* _Set problem_:
Note each line where "title" appears, and copy it.

* _Source data_:
——————

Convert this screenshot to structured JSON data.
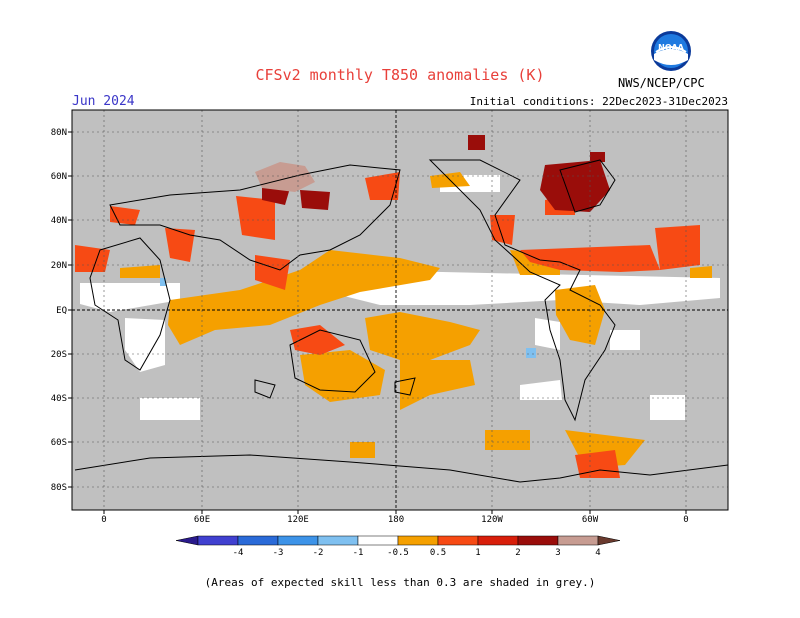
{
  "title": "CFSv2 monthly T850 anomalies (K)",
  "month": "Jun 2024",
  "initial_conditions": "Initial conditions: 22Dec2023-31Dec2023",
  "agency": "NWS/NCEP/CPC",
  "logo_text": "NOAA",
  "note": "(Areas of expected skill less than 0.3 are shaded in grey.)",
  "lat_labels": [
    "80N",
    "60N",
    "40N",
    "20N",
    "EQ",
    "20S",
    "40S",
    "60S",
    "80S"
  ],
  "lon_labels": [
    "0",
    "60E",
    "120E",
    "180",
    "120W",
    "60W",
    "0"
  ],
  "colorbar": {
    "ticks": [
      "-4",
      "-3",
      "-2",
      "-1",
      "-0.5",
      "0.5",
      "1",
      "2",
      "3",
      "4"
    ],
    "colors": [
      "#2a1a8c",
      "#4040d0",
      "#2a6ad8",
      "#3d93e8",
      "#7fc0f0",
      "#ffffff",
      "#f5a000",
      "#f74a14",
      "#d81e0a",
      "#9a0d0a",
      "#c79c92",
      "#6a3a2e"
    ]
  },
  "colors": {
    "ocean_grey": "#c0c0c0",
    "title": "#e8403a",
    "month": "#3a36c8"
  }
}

——————

* _Exercise solution_:
  "title": "CFSv2 monthly T850 anomalies (K)",
    "title": "#e8403a",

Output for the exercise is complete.